EXERCISE TASK: Copy the following entries line for line, keeping every character unchanged, and omit the pictures from your copy.

THE RECORDS:
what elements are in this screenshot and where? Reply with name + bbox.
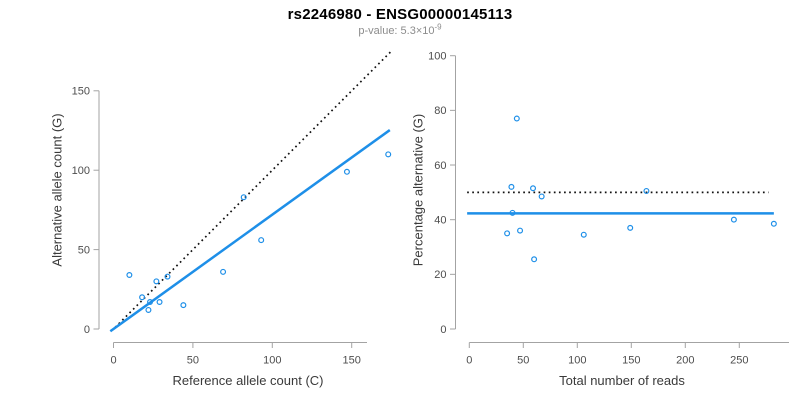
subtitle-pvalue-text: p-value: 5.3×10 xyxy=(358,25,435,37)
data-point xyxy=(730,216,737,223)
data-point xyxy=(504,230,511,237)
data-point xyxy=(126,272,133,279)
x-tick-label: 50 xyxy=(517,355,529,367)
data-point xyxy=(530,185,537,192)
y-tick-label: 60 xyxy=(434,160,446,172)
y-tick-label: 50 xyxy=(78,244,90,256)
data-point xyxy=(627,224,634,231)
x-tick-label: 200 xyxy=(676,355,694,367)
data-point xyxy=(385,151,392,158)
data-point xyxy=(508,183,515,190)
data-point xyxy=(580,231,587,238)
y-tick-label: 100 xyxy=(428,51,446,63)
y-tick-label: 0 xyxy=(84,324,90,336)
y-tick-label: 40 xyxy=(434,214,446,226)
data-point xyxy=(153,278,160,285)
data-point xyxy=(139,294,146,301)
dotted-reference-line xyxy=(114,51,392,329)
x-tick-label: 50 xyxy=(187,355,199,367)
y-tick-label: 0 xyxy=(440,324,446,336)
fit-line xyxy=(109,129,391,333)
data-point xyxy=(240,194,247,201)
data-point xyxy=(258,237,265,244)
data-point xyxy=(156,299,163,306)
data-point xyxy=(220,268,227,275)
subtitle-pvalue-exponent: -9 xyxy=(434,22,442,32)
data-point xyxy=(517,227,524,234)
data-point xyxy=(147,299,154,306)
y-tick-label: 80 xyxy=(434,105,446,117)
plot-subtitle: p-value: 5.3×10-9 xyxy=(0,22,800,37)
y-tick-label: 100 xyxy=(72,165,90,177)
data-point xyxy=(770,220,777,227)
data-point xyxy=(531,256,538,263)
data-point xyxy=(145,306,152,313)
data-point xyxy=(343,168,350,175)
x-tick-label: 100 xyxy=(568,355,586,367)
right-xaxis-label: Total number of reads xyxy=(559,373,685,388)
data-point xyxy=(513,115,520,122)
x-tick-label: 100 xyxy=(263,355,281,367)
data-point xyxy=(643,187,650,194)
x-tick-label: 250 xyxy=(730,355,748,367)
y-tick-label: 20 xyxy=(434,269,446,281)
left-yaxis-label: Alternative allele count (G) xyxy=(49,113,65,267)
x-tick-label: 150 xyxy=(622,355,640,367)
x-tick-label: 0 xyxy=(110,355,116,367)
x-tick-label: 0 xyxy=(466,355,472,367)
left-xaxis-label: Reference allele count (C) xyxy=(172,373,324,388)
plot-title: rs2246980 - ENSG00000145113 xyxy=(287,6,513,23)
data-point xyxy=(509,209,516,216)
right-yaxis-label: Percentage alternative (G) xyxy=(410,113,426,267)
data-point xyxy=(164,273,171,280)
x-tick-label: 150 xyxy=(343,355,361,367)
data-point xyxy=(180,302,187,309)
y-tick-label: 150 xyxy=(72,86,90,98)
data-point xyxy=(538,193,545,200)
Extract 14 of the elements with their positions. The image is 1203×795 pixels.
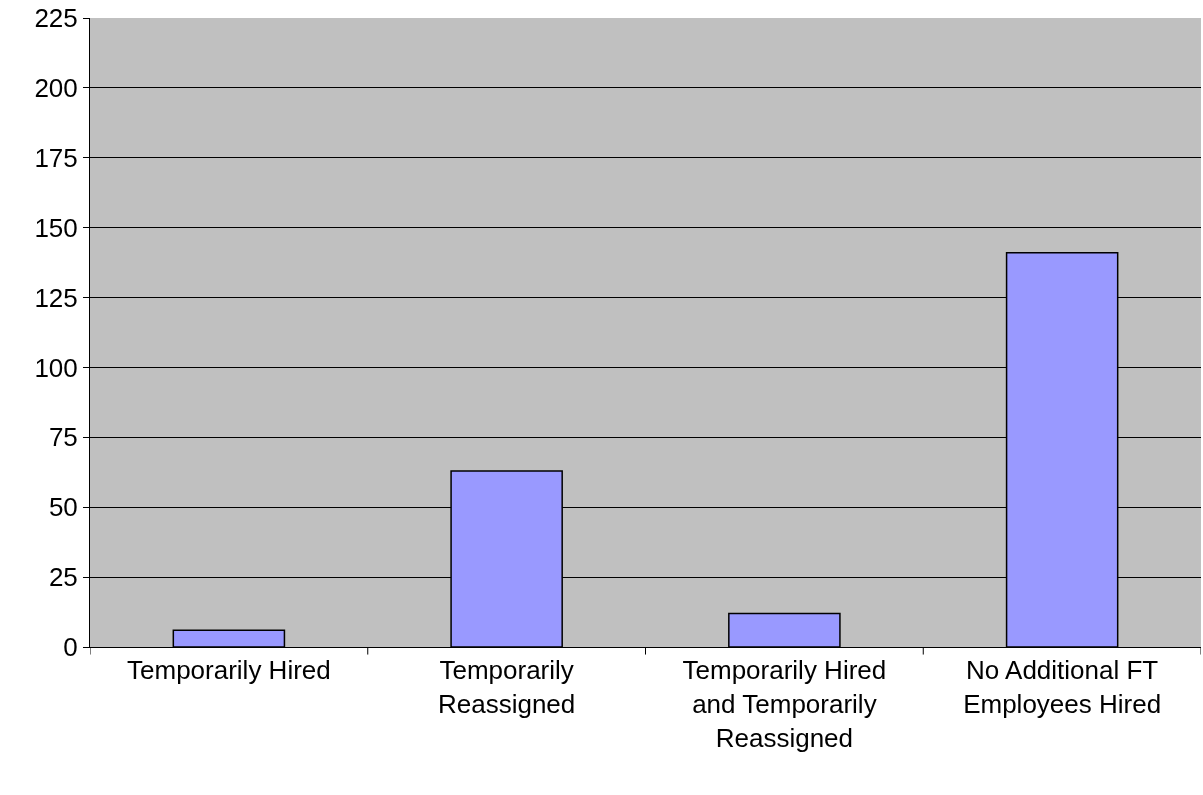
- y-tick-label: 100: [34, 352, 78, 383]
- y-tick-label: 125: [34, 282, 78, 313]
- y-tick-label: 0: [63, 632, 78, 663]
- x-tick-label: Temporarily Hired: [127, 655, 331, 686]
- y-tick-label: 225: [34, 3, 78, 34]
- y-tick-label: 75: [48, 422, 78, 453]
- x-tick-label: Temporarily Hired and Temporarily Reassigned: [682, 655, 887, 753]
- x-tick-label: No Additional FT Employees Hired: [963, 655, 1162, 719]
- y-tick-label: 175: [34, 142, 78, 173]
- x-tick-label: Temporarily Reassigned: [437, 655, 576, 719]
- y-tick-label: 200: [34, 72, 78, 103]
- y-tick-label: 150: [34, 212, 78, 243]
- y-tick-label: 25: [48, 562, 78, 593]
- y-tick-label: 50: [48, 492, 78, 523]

OUTPUT:
what elements are in this screenshot and where? Reply with name + bbox.
subtitle-pvalue-text: p-value: 5.3×10 xyxy=(358,25,435,37)
data-point xyxy=(730,216,737,223)
data-point xyxy=(504,230,511,237)
data-point xyxy=(126,272,133,279)
x-tick-label: 50 xyxy=(517,355,529,367)
data-point xyxy=(530,185,537,192)
y-tick-label: 60 xyxy=(434,160,446,172)
y-tick-label: 50 xyxy=(78,244,90,256)
data-point xyxy=(627,224,634,231)
x-tick-label: 200 xyxy=(676,355,694,367)
data-point xyxy=(385,151,392,158)
data-point xyxy=(508,183,515,190)
data-point xyxy=(580,231,587,238)
y-tick-label: 100 xyxy=(428,51,446,63)
y-tick-label: 0 xyxy=(84,324,90,336)
y-tick-label: 40 xyxy=(434,214,446,226)
data-point xyxy=(153,278,160,285)
data-point xyxy=(139,294,146,301)
dotted-reference-line xyxy=(114,51,392,329)
x-tick-label: 50 xyxy=(187,355,199,367)
y-tick-label: 0 xyxy=(440,324,446,336)
fit-line xyxy=(109,129,391,333)
data-point xyxy=(240,194,247,201)
data-point xyxy=(258,237,265,244)
data-point xyxy=(156,299,163,306)
data-point xyxy=(220,268,227,275)
subtitle-pvalue-exponent: -9 xyxy=(434,22,442,32)
data-point xyxy=(517,227,524,234)
data-point xyxy=(147,299,154,306)
y-tick-label: 80 xyxy=(434,105,446,117)
plot-subtitle: p-value: 5.3×10-9 xyxy=(0,22,800,37)
y-tick-label: 100 xyxy=(72,165,90,177)
data-point xyxy=(770,220,777,227)
data-point xyxy=(531,256,538,263)
data-point xyxy=(145,306,152,313)
data-point xyxy=(343,168,350,175)
x-tick-label: 100 xyxy=(568,355,586,367)
right-xaxis-label: Total number of reads xyxy=(559,373,685,388)
data-point xyxy=(513,115,520,122)
x-tick-label: 100 xyxy=(263,355,281,367)
data-point xyxy=(643,187,650,194)
x-tick-label: 250 xyxy=(730,355,748,367)
y-tick-label: 20 xyxy=(434,269,446,281)
left-yaxis-label: Alternative allele count (G) xyxy=(49,113,65,267)
x-tick-label: 150 xyxy=(622,355,640,367)
x-tick-label: 0 xyxy=(110,355,116,367)
x-tick-label: 0 xyxy=(466,355,472,367)
left-xaxis-label: Reference allele count (C) xyxy=(172,373,324,388)
plot-title: rs2246980 - ENSG00000145113 xyxy=(287,6,513,23)
data-point xyxy=(509,209,516,216)
right-yaxis-label: Percentage alternative (G) xyxy=(410,113,426,267)
data-point xyxy=(164,273,171,280)
x-tick-label: 150 xyxy=(343,355,361,367)
data-point xyxy=(180,302,187,309)
y-tick-label: 150 xyxy=(72,86,90,98)
data-point xyxy=(538,193,545,200)
Extract 14 of the elements with their positions. The image is 1203×795 pixels.
- y-tick-label: 100: [34, 352, 78, 383]
- y-tick-label: 125: [34, 282, 78, 313]
- y-tick-label: 0: [63, 632, 78, 663]
- x-tick-label: Temporarily Hired: [127, 655, 331, 686]
- y-tick-label: 225: [34, 3, 78, 34]
- y-tick-label: 75: [48, 422, 78, 453]
- x-tick-label: Temporarily Hired and Temporarily Reassigned: [682, 655, 887, 753]
- x-tick-label: No Additional FT Employees Hired: [963, 655, 1162, 719]
- y-tick-label: 175: [34, 142, 78, 173]
- x-tick-label: Temporarily Reassigned: [437, 655, 576, 719]
- y-tick-label: 200: [34, 72, 78, 103]
- y-tick-label: 150: [34, 212, 78, 243]
- y-tick-label: 25: [48, 562, 78, 593]
- y-tick-label: 50: [48, 492, 78, 523]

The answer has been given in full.